§ Data excerpts
-----

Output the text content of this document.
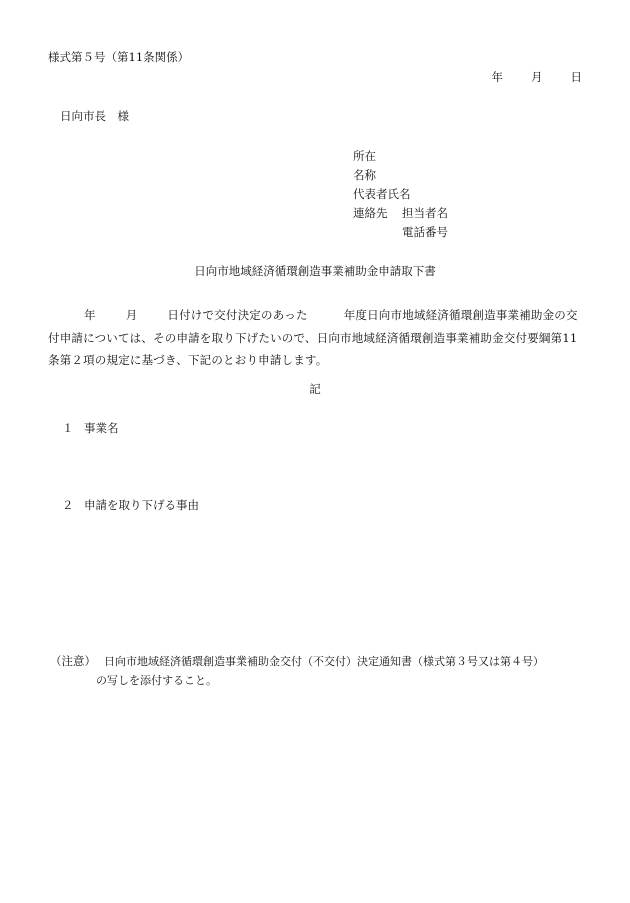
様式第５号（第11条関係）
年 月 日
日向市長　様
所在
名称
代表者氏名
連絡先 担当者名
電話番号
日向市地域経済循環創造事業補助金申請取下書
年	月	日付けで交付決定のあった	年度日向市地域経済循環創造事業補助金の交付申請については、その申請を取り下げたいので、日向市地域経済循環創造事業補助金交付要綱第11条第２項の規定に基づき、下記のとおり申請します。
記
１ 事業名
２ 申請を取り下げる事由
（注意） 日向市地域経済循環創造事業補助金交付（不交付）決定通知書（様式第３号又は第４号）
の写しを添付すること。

-----

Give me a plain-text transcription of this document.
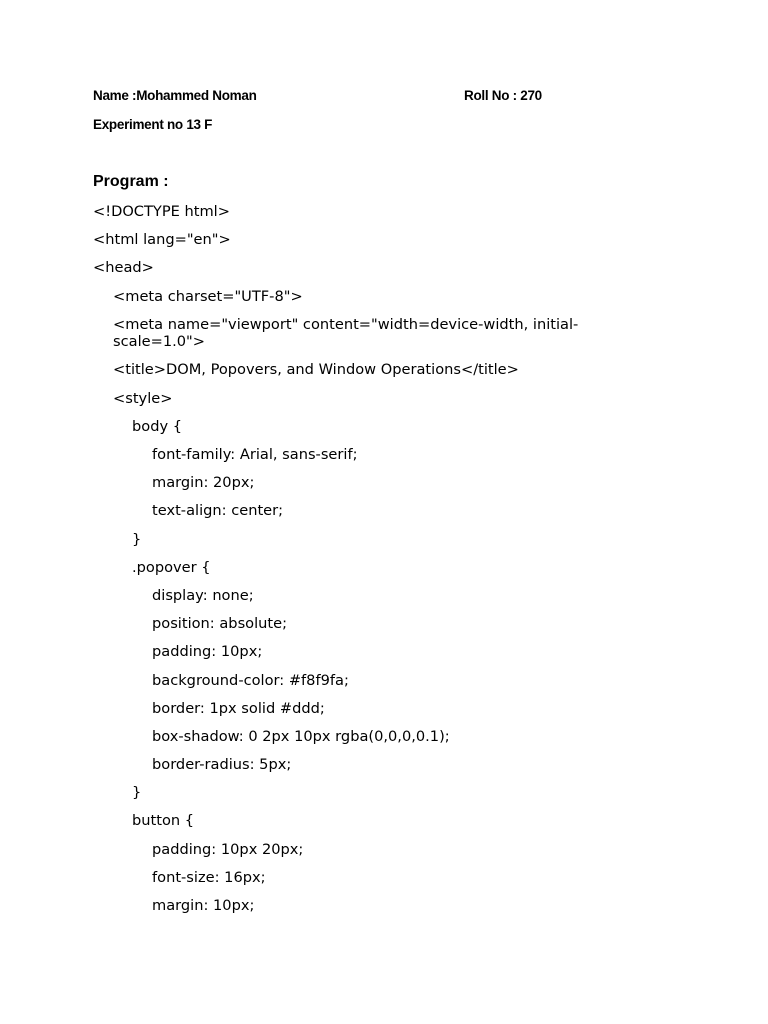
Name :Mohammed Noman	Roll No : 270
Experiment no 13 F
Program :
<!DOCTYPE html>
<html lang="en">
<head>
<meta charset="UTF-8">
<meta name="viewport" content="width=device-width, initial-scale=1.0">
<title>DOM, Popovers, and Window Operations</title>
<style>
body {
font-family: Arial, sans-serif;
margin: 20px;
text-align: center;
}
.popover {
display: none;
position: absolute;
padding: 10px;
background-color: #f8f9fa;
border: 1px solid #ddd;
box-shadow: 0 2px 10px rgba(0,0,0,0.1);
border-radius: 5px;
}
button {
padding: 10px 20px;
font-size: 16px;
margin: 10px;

-----

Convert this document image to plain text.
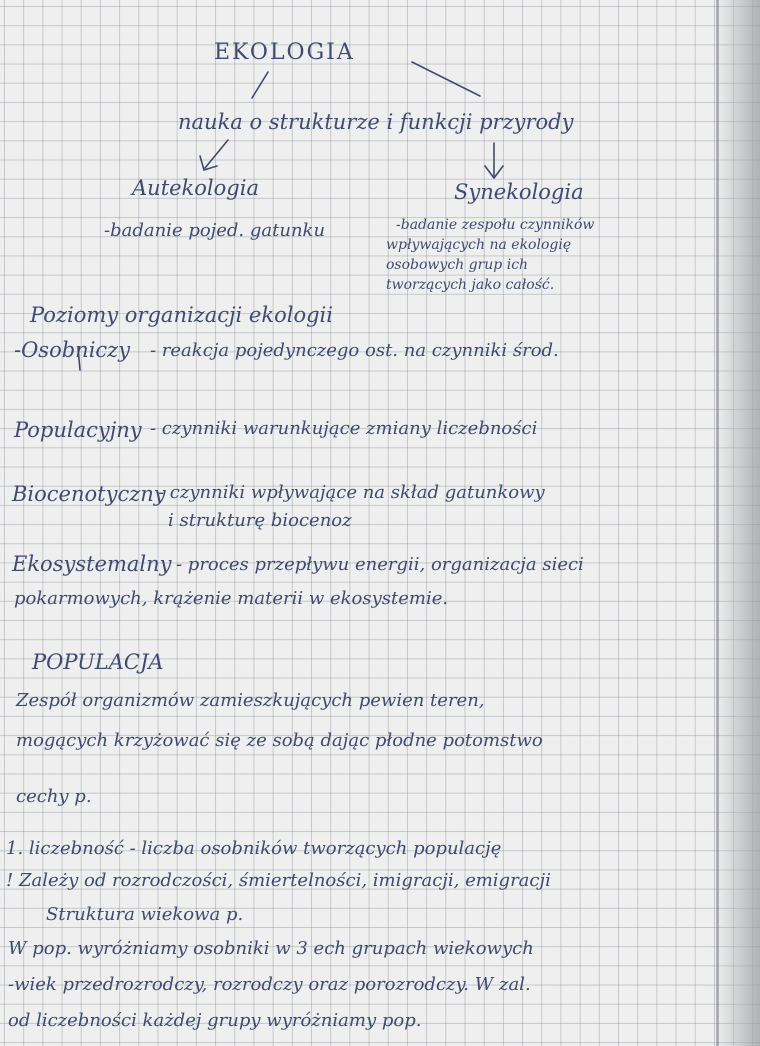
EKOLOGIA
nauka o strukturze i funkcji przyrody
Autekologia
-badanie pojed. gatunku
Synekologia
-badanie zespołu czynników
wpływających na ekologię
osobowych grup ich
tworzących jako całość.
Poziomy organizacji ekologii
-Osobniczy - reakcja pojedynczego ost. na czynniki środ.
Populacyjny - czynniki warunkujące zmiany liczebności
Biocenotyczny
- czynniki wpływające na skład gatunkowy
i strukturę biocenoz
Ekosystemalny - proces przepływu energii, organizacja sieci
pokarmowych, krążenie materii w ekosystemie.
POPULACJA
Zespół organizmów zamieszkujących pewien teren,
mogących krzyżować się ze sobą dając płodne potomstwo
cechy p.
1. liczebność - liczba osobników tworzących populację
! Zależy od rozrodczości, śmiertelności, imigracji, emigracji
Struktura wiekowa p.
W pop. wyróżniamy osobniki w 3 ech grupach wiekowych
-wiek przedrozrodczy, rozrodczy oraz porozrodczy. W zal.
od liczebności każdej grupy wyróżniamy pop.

-----

§ Task prompt
Find every line in the records above that contains the word "tworzących", and copy each one.

§ Result of this exercise
tworzących jako całość.
1. liczebność - liczba osobników tworzących populację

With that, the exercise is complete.